-------- GIVEN INFORMATION --------

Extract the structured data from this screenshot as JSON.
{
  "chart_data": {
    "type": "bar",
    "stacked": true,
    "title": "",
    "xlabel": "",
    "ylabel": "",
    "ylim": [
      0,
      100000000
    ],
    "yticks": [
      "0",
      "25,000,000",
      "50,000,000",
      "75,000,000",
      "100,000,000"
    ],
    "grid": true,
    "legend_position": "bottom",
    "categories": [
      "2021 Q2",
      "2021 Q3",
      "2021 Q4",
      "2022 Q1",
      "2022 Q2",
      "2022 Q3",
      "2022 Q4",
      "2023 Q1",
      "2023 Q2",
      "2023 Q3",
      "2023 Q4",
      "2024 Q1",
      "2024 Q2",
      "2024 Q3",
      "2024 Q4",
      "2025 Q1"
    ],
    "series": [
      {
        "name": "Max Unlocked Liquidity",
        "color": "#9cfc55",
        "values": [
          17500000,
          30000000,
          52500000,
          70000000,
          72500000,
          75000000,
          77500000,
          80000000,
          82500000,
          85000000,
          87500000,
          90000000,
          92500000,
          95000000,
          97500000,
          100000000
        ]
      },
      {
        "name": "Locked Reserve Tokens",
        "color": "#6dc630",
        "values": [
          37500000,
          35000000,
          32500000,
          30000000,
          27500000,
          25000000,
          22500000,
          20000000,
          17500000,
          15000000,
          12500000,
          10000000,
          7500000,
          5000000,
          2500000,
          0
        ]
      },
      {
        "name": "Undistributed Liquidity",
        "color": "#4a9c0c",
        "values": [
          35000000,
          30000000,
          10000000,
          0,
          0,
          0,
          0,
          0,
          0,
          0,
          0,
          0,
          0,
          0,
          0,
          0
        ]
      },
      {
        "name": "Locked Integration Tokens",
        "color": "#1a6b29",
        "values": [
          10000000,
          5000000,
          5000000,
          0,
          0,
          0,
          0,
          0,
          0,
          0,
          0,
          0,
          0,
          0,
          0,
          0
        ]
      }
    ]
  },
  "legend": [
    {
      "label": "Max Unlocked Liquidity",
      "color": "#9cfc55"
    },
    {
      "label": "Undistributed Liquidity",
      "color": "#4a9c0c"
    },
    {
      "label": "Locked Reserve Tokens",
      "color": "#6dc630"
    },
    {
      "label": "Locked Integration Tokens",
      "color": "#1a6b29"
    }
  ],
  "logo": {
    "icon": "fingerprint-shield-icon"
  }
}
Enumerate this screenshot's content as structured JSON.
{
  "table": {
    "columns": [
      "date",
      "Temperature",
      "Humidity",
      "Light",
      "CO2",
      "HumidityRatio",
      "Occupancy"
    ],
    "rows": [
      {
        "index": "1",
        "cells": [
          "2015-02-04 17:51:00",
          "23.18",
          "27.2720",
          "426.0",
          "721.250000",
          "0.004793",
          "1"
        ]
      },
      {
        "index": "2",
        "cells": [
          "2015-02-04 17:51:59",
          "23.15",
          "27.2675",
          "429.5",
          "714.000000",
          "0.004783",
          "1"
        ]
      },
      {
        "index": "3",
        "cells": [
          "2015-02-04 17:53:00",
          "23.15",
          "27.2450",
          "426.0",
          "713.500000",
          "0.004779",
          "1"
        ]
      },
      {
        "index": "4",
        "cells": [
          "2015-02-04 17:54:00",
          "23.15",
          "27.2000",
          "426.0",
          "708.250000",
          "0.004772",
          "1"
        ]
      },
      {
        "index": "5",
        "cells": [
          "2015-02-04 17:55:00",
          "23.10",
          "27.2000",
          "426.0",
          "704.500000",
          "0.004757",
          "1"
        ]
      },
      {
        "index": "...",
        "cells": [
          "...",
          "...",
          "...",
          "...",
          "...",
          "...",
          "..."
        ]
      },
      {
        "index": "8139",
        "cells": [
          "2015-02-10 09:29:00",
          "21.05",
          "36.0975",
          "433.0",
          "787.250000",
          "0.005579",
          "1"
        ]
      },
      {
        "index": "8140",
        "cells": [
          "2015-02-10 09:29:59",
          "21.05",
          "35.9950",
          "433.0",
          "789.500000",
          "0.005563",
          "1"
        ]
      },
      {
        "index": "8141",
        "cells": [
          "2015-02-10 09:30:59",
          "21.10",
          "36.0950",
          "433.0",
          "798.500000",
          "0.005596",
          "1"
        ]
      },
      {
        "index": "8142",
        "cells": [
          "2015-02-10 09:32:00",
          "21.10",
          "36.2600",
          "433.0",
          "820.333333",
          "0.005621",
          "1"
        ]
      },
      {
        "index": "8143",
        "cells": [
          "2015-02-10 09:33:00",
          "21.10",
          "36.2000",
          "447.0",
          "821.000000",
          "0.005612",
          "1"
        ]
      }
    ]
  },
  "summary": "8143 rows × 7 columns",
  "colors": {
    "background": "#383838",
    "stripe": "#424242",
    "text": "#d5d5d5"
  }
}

--------

**CHALLENGE**
The records above must be output exactly, in full.

**REPLY TO THE TASK**
Extract the structured data from this screenshot as JSON.
{
  "chart_data": {
    "type": "bar",
    "stacked": true,
    "title": "",
    "xlabel": "",
    "ylabel": "",
    "ylim": [
      0,
      100000000
    ],
    "yticks": [
      "0",
      "25,000,000",
      "50,000,000",
      "75,000,000",
      "100,000,000"
    ],
    "grid": true,
    "legend_position": "bottom",
    "categories": [
      "2021 Q2",
      "2021 Q3",
      "2021 Q4",
      "2022 Q1",
      "2022 Q2",
      "2022 Q3",
      "2022 Q4",
      "2023 Q1",
      "2023 Q2",
      "2023 Q3",
      "2023 Q4",
      "2024 Q1",
      "2024 Q2",
      "2024 Q3",
      "2024 Q4",
      "2025 Q1"
    ],
    "series": [
      {
        "name": "Max Unlocked Liquidity",
        "color": "#9cfc55",
        "values": [
          17500000,
          30000000,
          52500000,
          70000000,
          72500000,
          75000000,
          77500000,
          80000000,
          82500000,
          85000000,
          87500000,
          90000000,
          92500000,
          95000000,
          97500000,
          100000000
        ]
      },
      {
        "name": "Locked Reserve Tokens",
        "color": "#6dc630",
        "values": [
          37500000,
          35000000,
          32500000,
          30000000,
          27500000,
          25000000,
          22500000,
          20000000,
          17500000,
          15000000,
          12500000,
          10000000,
          7500000,
          5000000,
          2500000,
          0
        ]
      },
      {
        "name": "Undistributed Liquidity",
        "color": "#4a9c0c",
        "values": [
          35000000,
          30000000,
          10000000,
          0,
          0,
          0,
          0,
          0,
          0,
          0,
          0,
          0,
          0,
          0,
          0,
          0
        ]
      },
      {
        "name": "Locked Integration Tokens",
        "color": "#1a6b29",
        "values": [
          10000000,
          5000000,
          5000000,
          0,
          0,
          0,
          0,
          0,
          0,
          0,
          0,
          0,
          0,
          0,
          0,
          0
        ]
      }
    ]
  },
  "legend": [
    {
      "label": "Max Unlocked Liquidity",
      "color": "#9cfc55"
    },
    {
      "label": "Undistributed Liquidity",
      "color": "#4a9c0c"
    },
    {
      "label": "Locked Reserve Tokens",
      "color": "#6dc630"
    },
    {
      "label": "Locked Integration Tokens",
      "color": "#1a6b29"
    }
  ],
  "logo": {
    "icon": "fingerprint-shield-icon"
  }
}
Enumerate this screenshot's content as structured JSON.
{
  "table": {
    "columns": [
      "date",
      "Temperature",
      "Humidity",
      "Light",
      "CO2",
      "HumidityRatio",
      "Occupancy"
    ],
    "rows": [
      {
        "index": "1",
        "cells": [
          "2015-02-04 17:51:00",
          "23.18",
          "27.2720",
          "426.0",
          "721.250000",
          "0.004793",
          "1"
        ]
      },
      {
        "index": "2",
        "cells": [
          "2015-02-04 17:51:59",
          "23.15",
          "27.2675",
          "429.5",
          "714.000000",
          "0.004783",
          "1"
        ]
      },
      {
        "index": "3",
        "cells": [
          "2015-02-04 17:53:00",
          "23.15",
          "27.2450",
          "426.0",
          "713.500000",
          "0.004779",
          "1"
        ]
      },
      {
        "index": "4",
        "cells": [
          "2015-02-04 17:54:00",
          "23.15",
          "27.2000",
          "426.0",
          "708.250000",
          "0.004772",
          "1"
        ]
      },
      {
        "index": "5",
        "cells": [
          "2015-02-04 17:55:00",
          "23.10",
          "27.2000",
          "426.0",
          "704.500000",
          "0.004757",
          "1"
        ]
      },
      {
        "index": "...",
        "cells": [
          "...",
          "...",
          "...",
          "...",
          "...",
          "...",
          "..."
        ]
      },
      {
        "index": "8139",
        "cells": [
          "2015-02-10 09:29:00",
          "21.05",
          "36.0975",
          "433.0",
          "787.250000",
          "0.005579",
          "1"
        ]
      },
      {
        "index": "8140",
        "cells": [
          "2015-02-10 09:29:59",
          "21.05",
          "35.9950",
          "433.0",
          "789.500000",
          "0.005563",
          "1"
        ]
      },
      {
        "index": "8141",
        "cells": [
          "2015-02-10 09:30:59",
          "21.10",
          "36.0950",
          "433.0",
          "798.500000",
          "0.005596",
          "1"
        ]
      },
      {
        "index": "8142",
        "cells": [
          "2015-02-10 09:32:00",
          "21.10",
          "36.2600",
          "433.0",
          "820.333333",
          "0.005621",
          "1"
        ]
      },
      {
        "index": "8143",
        "cells": [
          "2015-02-10 09:33:00",
          "21.10",
          "36.2000",
          "447.0",
          "821.000000",
          "0.005612",
          "1"
        ]
      }
    ]
  },
  "summary": "8143 rows × 7 columns",
  "colors": {
    "background": "#383838",
    "stripe": "#424242",
    "text": "#d5d5d5"
  }
}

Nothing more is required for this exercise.